_Your task_:
Repeat, without any change, the entries presented below.

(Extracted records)
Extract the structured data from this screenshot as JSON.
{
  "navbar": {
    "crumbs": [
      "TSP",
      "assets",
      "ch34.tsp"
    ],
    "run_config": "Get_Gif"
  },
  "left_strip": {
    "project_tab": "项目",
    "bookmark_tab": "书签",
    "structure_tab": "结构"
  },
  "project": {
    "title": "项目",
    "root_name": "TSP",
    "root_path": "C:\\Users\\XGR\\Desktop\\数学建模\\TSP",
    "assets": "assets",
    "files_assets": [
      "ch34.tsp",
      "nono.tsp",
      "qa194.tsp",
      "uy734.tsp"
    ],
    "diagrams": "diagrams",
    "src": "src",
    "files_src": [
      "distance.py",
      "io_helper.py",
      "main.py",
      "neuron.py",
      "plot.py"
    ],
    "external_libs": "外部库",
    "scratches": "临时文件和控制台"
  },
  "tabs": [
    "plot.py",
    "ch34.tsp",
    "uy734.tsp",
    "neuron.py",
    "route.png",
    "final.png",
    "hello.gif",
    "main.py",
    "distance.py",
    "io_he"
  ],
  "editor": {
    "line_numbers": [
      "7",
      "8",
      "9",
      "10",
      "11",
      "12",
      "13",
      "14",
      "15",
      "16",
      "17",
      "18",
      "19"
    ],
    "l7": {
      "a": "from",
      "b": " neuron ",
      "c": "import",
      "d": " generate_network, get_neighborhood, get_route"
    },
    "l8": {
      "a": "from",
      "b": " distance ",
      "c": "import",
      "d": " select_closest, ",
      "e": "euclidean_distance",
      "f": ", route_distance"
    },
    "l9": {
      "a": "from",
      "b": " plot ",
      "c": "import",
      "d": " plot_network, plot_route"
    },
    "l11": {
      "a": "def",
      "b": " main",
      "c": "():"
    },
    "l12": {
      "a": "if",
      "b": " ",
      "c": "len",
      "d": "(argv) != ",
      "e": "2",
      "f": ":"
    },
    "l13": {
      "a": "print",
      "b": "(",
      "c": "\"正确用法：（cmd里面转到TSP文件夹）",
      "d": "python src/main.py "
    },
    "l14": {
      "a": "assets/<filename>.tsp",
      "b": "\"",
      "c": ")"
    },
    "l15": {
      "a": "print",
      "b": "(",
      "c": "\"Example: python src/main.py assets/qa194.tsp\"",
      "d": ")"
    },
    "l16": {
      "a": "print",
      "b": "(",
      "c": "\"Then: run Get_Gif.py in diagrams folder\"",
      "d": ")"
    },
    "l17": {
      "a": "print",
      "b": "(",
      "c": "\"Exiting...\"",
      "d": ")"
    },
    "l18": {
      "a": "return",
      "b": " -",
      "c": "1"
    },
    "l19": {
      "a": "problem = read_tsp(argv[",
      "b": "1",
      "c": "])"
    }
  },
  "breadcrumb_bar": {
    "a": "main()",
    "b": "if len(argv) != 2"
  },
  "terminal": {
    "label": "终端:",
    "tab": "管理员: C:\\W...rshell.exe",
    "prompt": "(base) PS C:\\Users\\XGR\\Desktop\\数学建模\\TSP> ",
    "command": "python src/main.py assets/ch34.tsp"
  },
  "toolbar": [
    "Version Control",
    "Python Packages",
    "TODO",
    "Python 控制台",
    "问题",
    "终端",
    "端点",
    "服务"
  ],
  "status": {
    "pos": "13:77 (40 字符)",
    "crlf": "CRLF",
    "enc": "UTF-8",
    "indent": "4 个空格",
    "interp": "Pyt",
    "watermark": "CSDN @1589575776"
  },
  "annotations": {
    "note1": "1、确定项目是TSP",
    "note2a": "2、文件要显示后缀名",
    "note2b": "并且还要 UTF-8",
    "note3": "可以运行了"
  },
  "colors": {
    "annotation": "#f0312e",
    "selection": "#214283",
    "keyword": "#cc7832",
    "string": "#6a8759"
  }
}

_Completed exercise_:
Extract the structured data from this screenshot as JSON.
{
  "navbar": {
    "crumbs": [
      "TSP",
      "assets",
      "ch34.tsp"
    ],
    "run_config": "Get_Gif"
  },
  "left_strip": {
    "project_tab": "项目",
    "bookmark_tab": "书签",
    "structure_tab": "结构"
  },
  "project": {
    "title": "项目",
    "root_name": "TSP",
    "root_path": "C:\\Users\\XGR\\Desktop\\数学建模\\TSP",
    "assets": "assets",
    "files_assets": [
      "ch34.tsp",
      "nono.tsp",
      "qa194.tsp",
      "uy734.tsp"
    ],
    "diagrams": "diagrams",
    "src": "src",
    "files_src": [
      "distance.py",
      "io_helper.py",
      "main.py",
      "neuron.py",
      "plot.py"
    ],
    "external_libs": "外部库",
    "scratches": "临时文件和控制台"
  },
  "tabs": [
    "plot.py",
    "ch34.tsp",
    "uy734.tsp",
    "neuron.py",
    "route.png",
    "final.png",
    "hello.gif",
    "main.py",
    "distance.py",
    "io_he"
  ],
  "editor": {
    "line_numbers": [
      "7",
      "8",
      "9",
      "10",
      "11",
      "12",
      "13",
      "14",
      "15",
      "16",
      "17",
      "18",
      "19"
    ],
    "l7": {
      "a": "from",
      "b": " neuron ",
      "c": "import",
      "d": " generate_network, get_neighborhood, get_route"
    },
    "l8": {
      "a": "from",
      "b": " distance ",
      "c": "import",
      "d": " select_closest, ",
      "e": "euclidean_distance",
      "f": ", route_distance"
    },
    "l9": {
      "a": "from",
      "b": " plot ",
      "c": "import",
      "d": " plot_network, plot_route"
    },
    "l11": {
      "a": "def",
      "b": " main",
      "c": "():"
    },
    "l12": {
      "a": "if",
      "b": " ",
      "c": "len",
      "d": "(argv) != ",
      "e": "2",
      "f": ":"
    },
    "l13": {
      "a": "print",
      "b": "(",
      "c": "\"正确用法：（cmd里面转到TSP文件夹）",
      "d": "python src/main.py "
    },
    "l14": {
      "a": "assets/<filename>.tsp",
      "b": "\"",
      "c": ")"
    },
    "l15": {
      "a": "print",
      "b": "(",
      "c": "\"Example: python src/main.py assets/qa194.tsp\"",
      "d": ")"
    },
    "l16": {
      "a": "print",
      "b": "(",
      "c": "\"Then: run Get_Gif.py in diagrams folder\"",
      "d": ")"
    },
    "l17": {
      "a": "print",
      "b": "(",
      "c": "\"Exiting...\"",
      "d": ")"
    },
    "l18": {
      "a": "return",
      "b": " -",
      "c": "1"
    },
    "l19": {
      "a": "problem = read_tsp(argv[",
      "b": "1",
      "c": "])"
    }
  },
  "breadcrumb_bar": {
    "a": "main()",
    "b": "if len(argv) != 2"
  },
  "terminal": {
    "label": "终端:",
    "tab": "管理员: C:\\W...rshell.exe",
    "prompt": "(base) PS C:\\Users\\XGR\\Desktop\\数学建模\\TSP> ",
    "command": "python src/main.py assets/ch34.tsp"
  },
  "toolbar": [
    "Version Control",
    "Python Packages",
    "TODO",
    "Python 控制台",
    "问题",
    "终端",
    "端点",
    "服务"
  ],
  "status": {
    "pos": "13:77 (40 字符)",
    "crlf": "CRLF",
    "enc": "UTF-8",
    "indent": "4 个空格",
    "interp": "Pyt",
    "watermark": "CSDN @1589575776"
  },
  "annotations": {
    "note1": "1、确定项目是TSP",
    "note2a": "2、文件要显示后缀名",
    "note2b": "并且还要 UTF-8",
    "note3": "可以运行了"
  },
  "colors": {
    "annotation": "#f0312e",
    "selection": "#214283",
    "keyword": "#cc7832",
    "string": "#6a8759"
  }
}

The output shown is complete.